Reproduce the material below word for word, leaving out the pictures.
======== ITEMS ========
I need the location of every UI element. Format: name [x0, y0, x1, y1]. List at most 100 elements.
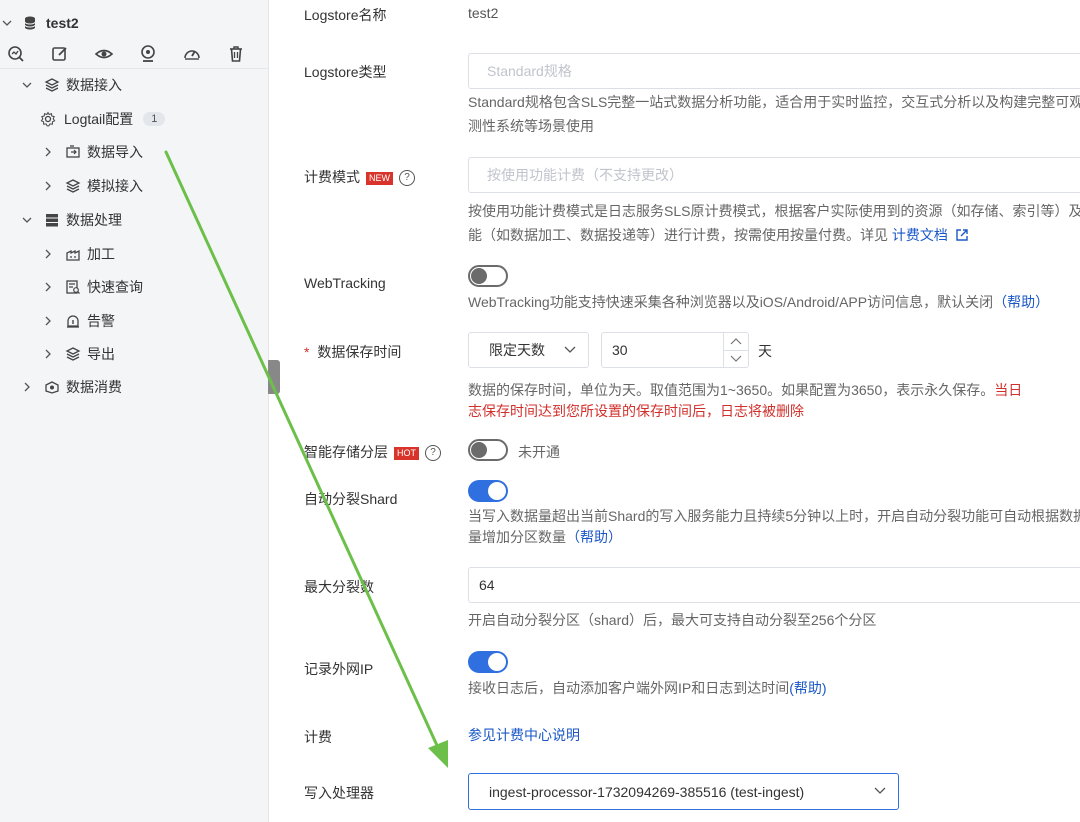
sidebar-item-label: Logtail配置: [64, 111, 134, 127]
chevron-right-icon[interactable]: [43, 181, 53, 191]
billing-mode-help-text: 能（如数据加工、数据投递等）进行计费，按需使用按量付费。详见: [468, 227, 892, 243]
toggle-knob: [488, 653, 506, 671]
record-ip-help-link[interactable]: (帮助): [789, 680, 826, 696]
max-split-help: 开启自动分裂分区（shard）后，最大可支持自动分裂至256个分区: [468, 612, 877, 628]
hot-tag: HOT: [394, 446, 419, 460]
retention-help-text: 数据的保存时间，单位为天。取值范围为1~3650。如果配置为3650，表示永久保…: [468, 382, 995, 398]
retention-warning-text: 当日: [994, 382, 1023, 398]
project-row[interactable]: test2: [0, 8, 268, 38]
chevron-down-icon[interactable]: [22, 215, 32, 225]
max-split-value: 64: [479, 577, 495, 593]
ingest-processor-select[interactable]: ingest-processor-1732094269-385516 (test…: [468, 773, 899, 810]
chevron-down-icon: [564, 346, 576, 353]
retention-label: * 数据保存时间: [304, 342, 401, 362]
import-icon: [66, 145, 80, 158]
max-split-input[interactable]: 64: [468, 567, 1080, 603]
auto-split-help-link[interactable]: （帮助）: [566, 529, 622, 545]
billing-mode-select[interactable]: 按使用功能计费（不支持更改）: [468, 157, 1080, 193]
billing-mode-placeholder: 按使用功能计费（不支持更改）: [487, 167, 683, 183]
sidebar-item-data-consume[interactable]: 数据消费: [0, 372, 268, 402]
gauge-icon[interactable]: [182, 44, 202, 64]
sidebar-item-export[interactable]: 导出: [0, 339, 268, 369]
sidebar-item-logtail-config[interactable]: Logtail配置 1: [0, 104, 268, 134]
webtracking-toggle[interactable]: [468, 265, 508, 287]
logstore-name-label: Logstore名称: [304, 7, 387, 23]
chevron-down-icon[interactable]: [22, 80, 32, 90]
retention-mode-select[interactable]: 限定天数: [468, 332, 589, 368]
tiered-storage-status: 未开通: [518, 444, 560, 460]
chevron-right-icon[interactable]: [43, 316, 53, 326]
sidebar-item-transform[interactable]: 加工: [0, 239, 268, 269]
webtracking-help: WebTracking功能支持快速采集各种浏览器以及iOS/Android/AP…: [468, 291, 1080, 313]
tiered-storage-toggle[interactable]: [468, 439, 508, 461]
webtracking-label: WebTracking: [304, 275, 386, 291]
retention-warning-2: 志保存时间达到您所设置的保存时间后，日志将被删除: [468, 403, 804, 419]
sidebar-item-label: 告警: [87, 313, 115, 329]
retention-help: 数据的保存时间，单位为天。取值范围为1~3650。如果配置为3650，表示永久保…: [468, 379, 1080, 401]
required-mark: *: [304, 344, 310, 360]
webtracking-help-link[interactable]: （帮助）: [993, 294, 1049, 310]
record-ip-help: 接收日志后，自动添加客户端外网IP和日志到达时间(帮助): [468, 677, 1080, 699]
max-split-label: 最大分裂数: [304, 579, 374, 595]
billing-center-link[interactable]: 参见计费中心说明: [468, 724, 1080, 746]
logstore-type-help: Standard规格包含SLS完整一站式数据分析功能，适合用于实时监控，交互式分…: [468, 94, 1080, 110]
logstore-name-value: test2: [468, 5, 499, 21]
billing-mode-label-text: 计费模式: [304, 169, 360, 185]
sidebar-item-label: 导出: [87, 346, 115, 362]
record-ip-help-text: 接收日志后，自动添加客户端外网IP和日志到达时间: [468, 680, 790, 696]
count-badge: 1: [143, 112, 166, 126]
chevron-right-icon[interactable]: [22, 382, 32, 392]
chevron-right-icon[interactable]: [43, 249, 53, 259]
eye-icon[interactable]: [94, 44, 114, 64]
toggle-knob: [471, 268, 487, 284]
help-icon[interactable]: ?: [399, 170, 415, 187]
sidebar-item-data-ingest[interactable]: 数据接入: [0, 70, 268, 100]
number-stepper: [723, 333, 748, 367]
logstore-type-placeholder: Standard规格: [487, 63, 572, 79]
database-icon: [24, 16, 36, 30]
external-link-icon[interactable]: [955, 228, 969, 242]
billing-mode-help-2: 能（如数据加工、数据投递等）进行计费，按需使用按量付费。详见 计费文档: [468, 224, 1080, 246]
stepper-up-icon[interactable]: [729, 337, 743, 347]
help-icon[interactable]: ?: [425, 445, 441, 462]
retention-unit: 天: [758, 343, 772, 359]
query-icon: [66, 280, 80, 294]
new-tag: NEW: [366, 171, 393, 185]
monitor-icon[interactable]: [138, 44, 158, 64]
stepper-down-icon[interactable]: [729, 353, 743, 363]
sidebar: test2 数据接入 Logtail配置 1 数据导入 模拟接入 数据处理 加工: [0, 0, 269, 822]
alarm-icon: [67, 315, 79, 328]
retention-mode-value: 限定天数: [489, 342, 545, 358]
retention-days-input[interactable]: 30: [601, 332, 749, 368]
record-ip-label: 记录外网IP: [304, 661, 374, 677]
retention-label-text: 数据保存时间: [317, 344, 402, 360]
chevron-right-icon[interactable]: [43, 282, 53, 292]
logstore-type-select[interactable]: Standard规格: [468, 53, 1080, 89]
billing-label: 计费: [304, 729, 332, 745]
edit-icon[interactable]: [50, 44, 70, 64]
logstore-type-help-2: 测性系统等场景使用: [468, 118, 594, 134]
sidebar-item-data-import[interactable]: 数据导入: [0, 137, 268, 167]
auto-split-toggle[interactable]: [468, 480, 508, 502]
stepper-divider: [724, 350, 748, 351]
search-chart-icon[interactable]: [6, 44, 26, 64]
layers-icon: [44, 78, 60, 92]
record-ip-toggle[interactable]: [468, 651, 508, 673]
sidebar-item-label: 数据导入: [87, 144, 143, 160]
sidebar-item-label: 数据接入: [66, 77, 122, 93]
chevron-right-icon[interactable]: [43, 147, 53, 157]
sidebar-item-quick-query[interactable]: 快速查询: [0, 272, 268, 302]
toggle-knob: [471, 442, 487, 458]
panel-splitter-handle[interactable]: [268, 360, 280, 394]
database-icon: [46, 214, 58, 227]
consume-icon: [45, 381, 59, 394]
layers-icon: [65, 179, 81, 193]
sidebar-item-label: 数据消费: [66, 379, 122, 395]
sidebar-item-mock-ingest[interactable]: 模拟接入: [0, 171, 268, 201]
chevron-down-icon[interactable]: [2, 18, 12, 28]
trash-icon[interactable]: [226, 44, 246, 64]
chevron-right-icon[interactable]: [43, 349, 53, 359]
sidebar-item-alert[interactable]: 告警: [0, 306, 268, 336]
sidebar-item-data-processing[interactable]: 数据处理: [0, 205, 268, 235]
billing-docs-link[interactable]: 计费文档: [892, 227, 948, 243]
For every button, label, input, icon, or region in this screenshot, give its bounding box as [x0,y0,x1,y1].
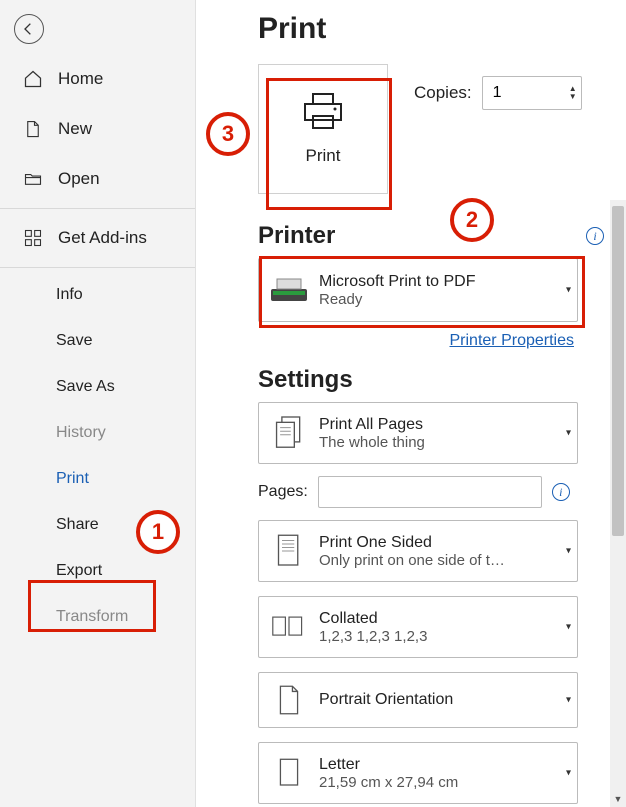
========
TASK SOLUTION:
I need the location of every UI element. Format: name [x0, y0, x1, y1]. List at most 100 elements.
sidebar-item-label: Logtail配置: [64, 111, 134, 127]
chevron-right-icon[interactable]: [43, 181, 53, 191]
billing-mode-help-text: 能（如数据加工、数据投递等）进行计费，按需使用按量付费。详见: [468, 227, 892, 243]
toggle-knob: [488, 653, 506, 671]
record-ip-help-link[interactable]: (帮助): [789, 680, 826, 696]
max-split-help: 开启自动分裂分区（shard）后，最大可支持自动分裂至256个分区: [468, 612, 877, 628]
hot-tag: HOT: [394, 446, 419, 460]
retention-help-text: 数据的保存时间，单位为天。取值范围为1~3650。如果配置为3650，表示永久保…: [468, 382, 995, 398]
retention-warning-text: 当日: [994, 382, 1023, 398]
project-row[interactable]: test2: [0, 8, 268, 38]
chevron-down-icon[interactable]: [22, 215, 32, 225]
max-split-value: 64: [479, 577, 495, 593]
ingest-processor-select[interactable]: ingest-processor-1732094269-385516 (test…: [468, 773, 899, 810]
chevron-down-icon: [564, 346, 576, 353]
retention-label: * 数据保存时间: [304, 342, 401, 362]
import-icon: [66, 145, 80, 158]
max-split-input[interactable]: 64: [468, 567, 1080, 603]
auto-split-help-link[interactable]: （帮助）: [566, 529, 622, 545]
billing-mode-select[interactable]: 按使用功能计费（不支持更改）: [468, 157, 1080, 193]
billing-mode-placeholder: 按使用功能计费（不支持更改）: [487, 167, 683, 183]
sidebar-item-data-consume[interactable]: 数据消费: [0, 372, 268, 402]
gauge-icon[interactable]: [182, 44, 202, 64]
sidebar-item-export[interactable]: 导出: [0, 339, 268, 369]
sidebar-item-logtail-config[interactable]: Logtail配置 1: [0, 104, 268, 134]
webtracking-toggle[interactable]: [468, 265, 508, 287]
logstore-name-label: Logstore名称: [304, 7, 387, 23]
chevron-down-icon[interactable]: [22, 80, 32, 90]
retention-mode-select[interactable]: 限定天数: [468, 332, 589, 368]
tiered-storage-status: 未开通: [518, 444, 560, 460]
chevron-right-icon[interactable]: [43, 316, 53, 326]
sidebar-item-transform[interactable]: 加工: [0, 239, 268, 269]
webtracking-help: WebTracking功能支持快速采集各种浏览器以及iOS/Android/AP…: [468, 291, 1080, 313]
tiered-storage-toggle[interactable]: [468, 439, 508, 461]
webtracking-label: WebTracking: [304, 275, 386, 291]
retention-warning-2: 志保存时间达到您所设置的保存时间后，日志将被删除: [468, 403, 804, 419]
sidebar-item-label: 告警: [87, 313, 115, 329]
retention-help: 数据的保存时间，单位为天。取值范围为1~3650。如果配置为3650，表示永久保…: [468, 379, 1080, 401]
required-mark: *: [304, 344, 310, 360]
webtracking-help-link[interactable]: （帮助）: [993, 294, 1049, 310]
record-ip-help: 接收日志后，自动添加客户端外网IP和日志到达时间(帮助): [468, 677, 1080, 699]
max-split-label: 最大分裂数: [304, 579, 374, 595]
billing-center-link[interactable]: 参见计费中心说明: [468, 724, 1080, 746]
logstore-type-help: Standard规格包含SLS完整一站式数据分析功能，适合用于实时监控，交互式分…: [468, 94, 1080, 110]
logstore-name-value: test2: [468, 5, 499, 21]
billing-mode-label-text: 计费模式: [304, 169, 360, 185]
sidebar-item-label: 导出: [87, 346, 115, 362]
record-ip-help-text: 接收日志后，自动添加客户端外网IP和日志到达时间: [468, 680, 790, 696]
count-badge: 1: [143, 112, 166, 126]
chevron-right-icon[interactable]: [22, 382, 32, 392]
chevron-right-icon[interactable]: [43, 249, 53, 259]
eye-icon[interactable]: [94, 44, 114, 64]
toggle-knob: [471, 268, 487, 284]
help-icon[interactable]: ?: [399, 170, 415, 187]
sidebar-item-data-ingest[interactable]: 数据接入: [0, 70, 268, 100]
number-stepper: [723, 333, 748, 367]
logstore-type-placeholder: Standard规格: [487, 63, 572, 79]
database-icon: [24, 16, 36, 30]
external-link-icon[interactable]: [955, 228, 969, 242]
billing-mode-help-2: 能（如数据加工、数据投递等）进行计费，按需使用按量付费。详见 计费文档: [468, 224, 1080, 246]
stepper-up-icon[interactable]: [729, 337, 743, 347]
help-icon[interactable]: ?: [425, 445, 441, 462]
retention-unit: 天: [758, 343, 772, 359]
query-icon: [66, 280, 80, 294]
new-tag: NEW: [366, 171, 393, 185]
monitor-icon[interactable]: [138, 44, 158, 64]
stepper-down-icon[interactable]: [729, 353, 743, 363]
sidebar: test2 数据接入 Logtail配置 1 数据导入 模拟接入 数据处理 加工: [0, 0, 269, 822]
alarm-icon: [67, 315, 79, 328]
retention-mode-value: 限定天数: [489, 342, 545, 358]
retention-days-input[interactable]: 30: [601, 332, 749, 368]
record-ip-label: 记录外网IP: [304, 661, 374, 677]
retention-label-text: 数据保存时间: [317, 344, 402, 360]
chevron-right-icon[interactable]: [43, 282, 53, 292]
logstore-type-select[interactable]: Standard规格: [468, 53, 1080, 89]
billing-label: 计费: [304, 729, 332, 745]
edit-icon[interactable]: [50, 44, 70, 64]
logstore-type-help-2: 测性系统等场景使用: [468, 118, 594, 134]
sidebar-item-data-import[interactable]: 数据导入: [0, 137, 268, 167]
auto-split-toggle[interactable]: [468, 480, 508, 502]
stepper-divider: [724, 350, 748, 351]
search-chart-icon[interactable]: [6, 44, 26, 64]
layers-icon: [44, 78, 60, 92]
record-ip-toggle[interactable]: [468, 651, 508, 673]
sidebar-item-label: 数据导入: [87, 144, 143, 160]
sidebar-item-label: 数据接入: [66, 77, 122, 93]
chevron-right-icon[interactable]: [43, 147, 53, 157]
sidebar-item-quick-query[interactable]: 快速查询: [0, 272, 268, 302]
toggle-knob: [471, 442, 487, 458]
panel-splitter-handle[interactable]: [268, 360, 280, 394]
database-icon: [46, 214, 58, 227]
consume-icon: [45, 381, 59, 394]
layers-icon: [65, 179, 81, 193]
sidebar-item-label: 数据消费: [66, 379, 122, 395]
sidebar-item-mock-ingest[interactable]: 模拟接入: [0, 171, 268, 201]
chevron-down-icon[interactable]: [2, 18, 12, 28]
trash-icon[interactable]: [226, 44, 246, 64]
chevron-right-icon[interactable]: [43, 349, 53, 359]
sidebar-item-alert[interactable]: 告警: [0, 306, 268, 336]
sidebar-item-data-processing[interactable]: 数据处理: [0, 205, 268, 235]
billing-docs-link[interactable]: 计费文档: [892, 227, 948, 243]
For every button, label, input, icon, or region in this screenshot, give its bounding box as [x0,y0,x1,y1].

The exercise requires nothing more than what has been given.